• **Directions**
Look through the material below. Copy every line with the string "true" in it.

• **Input for this task**
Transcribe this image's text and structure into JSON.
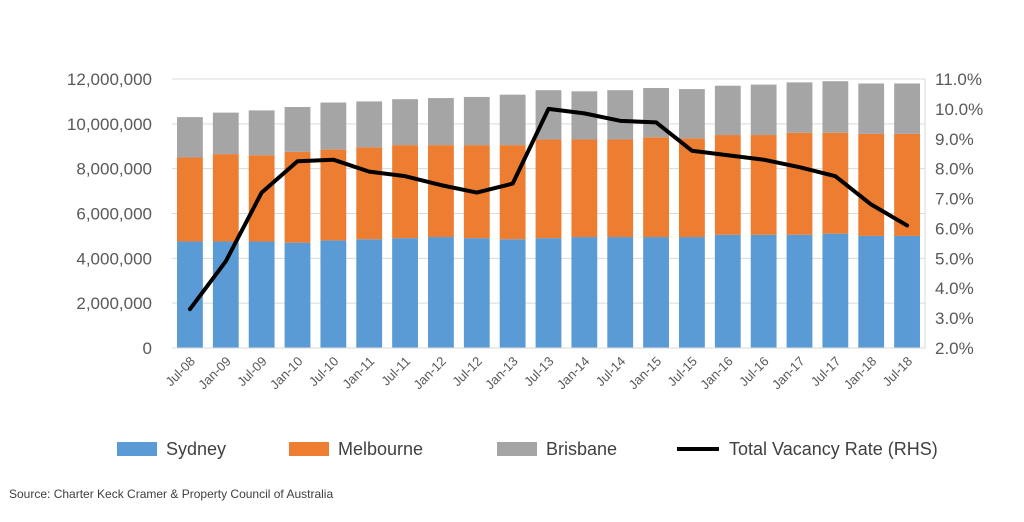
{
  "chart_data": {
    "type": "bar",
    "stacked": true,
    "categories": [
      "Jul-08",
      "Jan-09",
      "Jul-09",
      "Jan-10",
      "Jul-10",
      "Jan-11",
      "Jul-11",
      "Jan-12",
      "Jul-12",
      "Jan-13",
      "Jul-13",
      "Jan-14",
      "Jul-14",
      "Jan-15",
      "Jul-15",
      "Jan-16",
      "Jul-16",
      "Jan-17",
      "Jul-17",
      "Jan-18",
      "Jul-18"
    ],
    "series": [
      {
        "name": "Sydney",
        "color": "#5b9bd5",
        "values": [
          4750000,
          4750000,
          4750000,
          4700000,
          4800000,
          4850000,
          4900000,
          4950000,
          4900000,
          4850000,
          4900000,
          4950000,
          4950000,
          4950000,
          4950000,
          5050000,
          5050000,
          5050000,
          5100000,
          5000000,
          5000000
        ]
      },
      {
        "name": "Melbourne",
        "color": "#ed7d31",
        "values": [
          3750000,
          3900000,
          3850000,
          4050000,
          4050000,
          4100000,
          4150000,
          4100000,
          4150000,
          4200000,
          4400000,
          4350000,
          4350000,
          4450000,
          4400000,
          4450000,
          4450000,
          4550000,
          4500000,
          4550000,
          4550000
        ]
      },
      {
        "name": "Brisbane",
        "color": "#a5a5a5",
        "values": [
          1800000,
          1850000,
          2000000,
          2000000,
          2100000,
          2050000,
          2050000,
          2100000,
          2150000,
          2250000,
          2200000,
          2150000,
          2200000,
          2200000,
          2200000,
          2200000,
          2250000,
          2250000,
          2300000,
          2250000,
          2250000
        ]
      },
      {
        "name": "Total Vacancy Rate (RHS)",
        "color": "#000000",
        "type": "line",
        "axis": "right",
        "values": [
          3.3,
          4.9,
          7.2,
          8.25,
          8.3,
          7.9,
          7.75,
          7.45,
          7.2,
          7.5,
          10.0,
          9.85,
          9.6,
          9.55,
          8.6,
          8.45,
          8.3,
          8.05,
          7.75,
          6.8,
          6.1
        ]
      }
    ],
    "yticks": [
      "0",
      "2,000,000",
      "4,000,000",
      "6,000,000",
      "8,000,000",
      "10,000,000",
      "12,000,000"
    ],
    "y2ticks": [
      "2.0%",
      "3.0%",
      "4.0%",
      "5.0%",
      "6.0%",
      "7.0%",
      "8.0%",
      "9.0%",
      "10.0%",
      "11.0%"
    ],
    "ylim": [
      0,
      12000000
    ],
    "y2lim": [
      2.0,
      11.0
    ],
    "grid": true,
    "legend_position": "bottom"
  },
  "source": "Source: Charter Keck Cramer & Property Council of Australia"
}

--

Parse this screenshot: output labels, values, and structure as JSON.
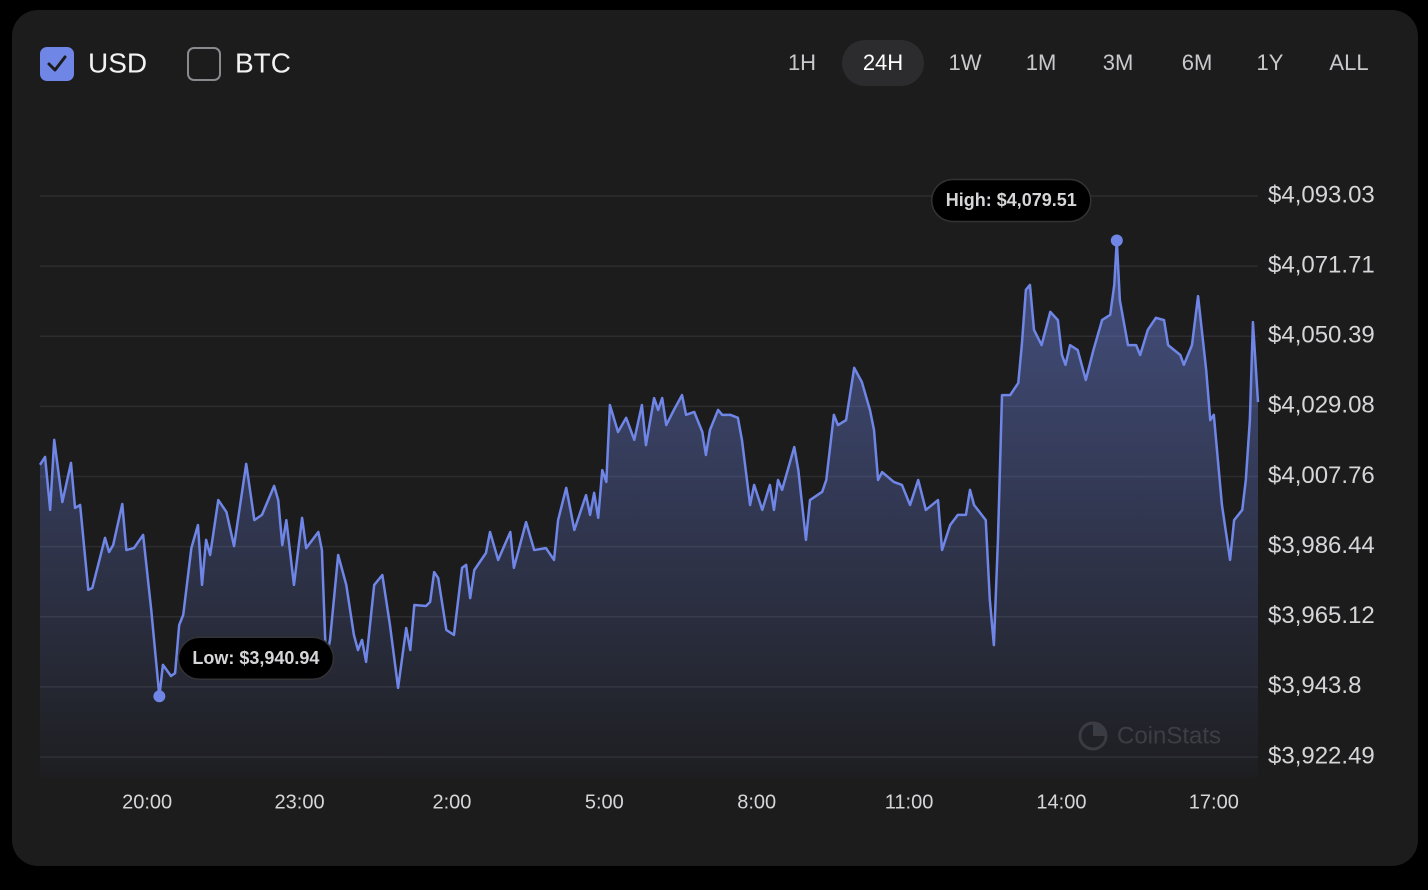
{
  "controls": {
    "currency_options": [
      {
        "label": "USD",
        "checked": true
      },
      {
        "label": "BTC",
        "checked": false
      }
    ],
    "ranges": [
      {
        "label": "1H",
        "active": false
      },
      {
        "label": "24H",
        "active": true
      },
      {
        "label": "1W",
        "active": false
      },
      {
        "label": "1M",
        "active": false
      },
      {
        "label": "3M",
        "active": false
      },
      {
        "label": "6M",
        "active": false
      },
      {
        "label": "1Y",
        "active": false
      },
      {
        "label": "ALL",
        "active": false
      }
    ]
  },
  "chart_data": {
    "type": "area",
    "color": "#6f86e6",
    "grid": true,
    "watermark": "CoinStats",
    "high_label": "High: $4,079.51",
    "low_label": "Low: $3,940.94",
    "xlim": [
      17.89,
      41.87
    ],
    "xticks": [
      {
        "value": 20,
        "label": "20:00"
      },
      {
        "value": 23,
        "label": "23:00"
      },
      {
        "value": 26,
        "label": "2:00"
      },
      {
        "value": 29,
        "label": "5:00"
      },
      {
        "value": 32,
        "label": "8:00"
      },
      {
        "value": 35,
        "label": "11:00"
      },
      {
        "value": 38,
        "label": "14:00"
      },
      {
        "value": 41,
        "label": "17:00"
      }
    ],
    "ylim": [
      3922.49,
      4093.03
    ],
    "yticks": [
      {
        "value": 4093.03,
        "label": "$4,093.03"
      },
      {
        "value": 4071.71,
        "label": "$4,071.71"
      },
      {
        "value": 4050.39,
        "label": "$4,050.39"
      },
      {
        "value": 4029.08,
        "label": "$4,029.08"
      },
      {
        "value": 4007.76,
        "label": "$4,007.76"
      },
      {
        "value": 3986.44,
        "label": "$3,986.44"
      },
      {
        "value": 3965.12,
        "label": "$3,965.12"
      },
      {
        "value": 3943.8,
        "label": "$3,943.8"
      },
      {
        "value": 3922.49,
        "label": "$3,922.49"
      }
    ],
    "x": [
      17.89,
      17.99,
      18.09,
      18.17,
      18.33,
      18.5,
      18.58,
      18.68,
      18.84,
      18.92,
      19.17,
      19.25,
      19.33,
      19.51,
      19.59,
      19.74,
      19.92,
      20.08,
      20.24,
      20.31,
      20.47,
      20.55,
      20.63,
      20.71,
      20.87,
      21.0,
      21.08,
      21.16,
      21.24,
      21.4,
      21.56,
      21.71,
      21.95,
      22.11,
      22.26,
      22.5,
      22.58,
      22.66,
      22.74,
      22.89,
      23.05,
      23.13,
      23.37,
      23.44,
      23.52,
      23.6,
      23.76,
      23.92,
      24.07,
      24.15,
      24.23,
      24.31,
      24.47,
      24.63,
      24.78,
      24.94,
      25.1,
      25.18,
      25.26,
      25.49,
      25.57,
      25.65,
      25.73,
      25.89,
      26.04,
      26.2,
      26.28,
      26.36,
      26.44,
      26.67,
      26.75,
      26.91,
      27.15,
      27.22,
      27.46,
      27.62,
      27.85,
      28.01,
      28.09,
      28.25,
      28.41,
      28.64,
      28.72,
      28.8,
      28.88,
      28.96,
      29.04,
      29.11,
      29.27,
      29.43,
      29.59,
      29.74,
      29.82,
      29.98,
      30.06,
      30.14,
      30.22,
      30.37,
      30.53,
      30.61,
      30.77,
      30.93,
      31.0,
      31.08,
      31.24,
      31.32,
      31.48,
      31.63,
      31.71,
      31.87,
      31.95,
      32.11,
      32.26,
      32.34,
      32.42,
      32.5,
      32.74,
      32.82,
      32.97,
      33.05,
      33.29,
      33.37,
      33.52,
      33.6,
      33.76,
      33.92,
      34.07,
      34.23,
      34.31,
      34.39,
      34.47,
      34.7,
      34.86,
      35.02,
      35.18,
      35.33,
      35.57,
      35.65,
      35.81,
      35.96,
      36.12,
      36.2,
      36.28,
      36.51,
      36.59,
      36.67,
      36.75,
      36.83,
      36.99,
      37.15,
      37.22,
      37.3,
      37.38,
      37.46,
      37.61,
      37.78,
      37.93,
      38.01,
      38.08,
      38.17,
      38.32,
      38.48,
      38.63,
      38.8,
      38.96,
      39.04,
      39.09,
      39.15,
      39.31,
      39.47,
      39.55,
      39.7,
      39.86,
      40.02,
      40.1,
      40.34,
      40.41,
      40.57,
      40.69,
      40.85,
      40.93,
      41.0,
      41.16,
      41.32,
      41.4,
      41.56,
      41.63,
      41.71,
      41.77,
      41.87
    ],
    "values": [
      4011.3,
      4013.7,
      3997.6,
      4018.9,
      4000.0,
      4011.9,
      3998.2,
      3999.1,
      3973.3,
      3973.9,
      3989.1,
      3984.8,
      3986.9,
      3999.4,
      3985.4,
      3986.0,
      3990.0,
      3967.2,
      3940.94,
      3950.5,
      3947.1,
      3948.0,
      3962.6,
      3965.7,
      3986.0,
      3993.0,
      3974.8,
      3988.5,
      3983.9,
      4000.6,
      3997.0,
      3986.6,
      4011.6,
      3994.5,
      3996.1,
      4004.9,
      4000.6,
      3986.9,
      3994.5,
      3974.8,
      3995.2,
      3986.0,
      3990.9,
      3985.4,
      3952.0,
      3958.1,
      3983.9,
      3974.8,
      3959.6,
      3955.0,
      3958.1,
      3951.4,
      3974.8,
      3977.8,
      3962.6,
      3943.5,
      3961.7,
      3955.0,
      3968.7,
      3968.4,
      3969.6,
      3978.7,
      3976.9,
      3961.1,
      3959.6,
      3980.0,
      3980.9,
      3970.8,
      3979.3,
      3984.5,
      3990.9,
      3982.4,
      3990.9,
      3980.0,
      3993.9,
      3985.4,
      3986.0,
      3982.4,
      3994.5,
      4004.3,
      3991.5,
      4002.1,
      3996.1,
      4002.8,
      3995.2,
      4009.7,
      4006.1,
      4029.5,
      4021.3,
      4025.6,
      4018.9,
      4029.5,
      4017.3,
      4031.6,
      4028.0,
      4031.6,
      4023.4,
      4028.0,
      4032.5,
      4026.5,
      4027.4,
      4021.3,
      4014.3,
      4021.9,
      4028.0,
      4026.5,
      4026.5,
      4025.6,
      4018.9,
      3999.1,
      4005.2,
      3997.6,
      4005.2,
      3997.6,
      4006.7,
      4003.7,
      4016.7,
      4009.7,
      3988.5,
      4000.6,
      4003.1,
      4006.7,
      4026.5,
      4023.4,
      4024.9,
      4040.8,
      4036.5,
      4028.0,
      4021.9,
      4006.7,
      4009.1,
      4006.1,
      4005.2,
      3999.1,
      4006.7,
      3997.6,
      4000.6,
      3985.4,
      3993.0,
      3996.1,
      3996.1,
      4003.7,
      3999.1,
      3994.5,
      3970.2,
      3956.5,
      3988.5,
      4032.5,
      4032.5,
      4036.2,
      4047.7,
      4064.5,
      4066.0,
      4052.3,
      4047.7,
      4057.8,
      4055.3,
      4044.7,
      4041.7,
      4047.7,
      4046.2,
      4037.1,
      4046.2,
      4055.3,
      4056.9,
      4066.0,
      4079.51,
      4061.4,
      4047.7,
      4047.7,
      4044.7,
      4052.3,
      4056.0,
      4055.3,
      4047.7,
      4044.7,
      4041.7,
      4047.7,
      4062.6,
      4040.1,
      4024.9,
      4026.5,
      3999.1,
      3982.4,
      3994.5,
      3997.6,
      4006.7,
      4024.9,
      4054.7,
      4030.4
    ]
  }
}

• **Problem solution**
    "stacked": true,
    "grid": true,
        "checked": true
        "active": true
    "grid": true,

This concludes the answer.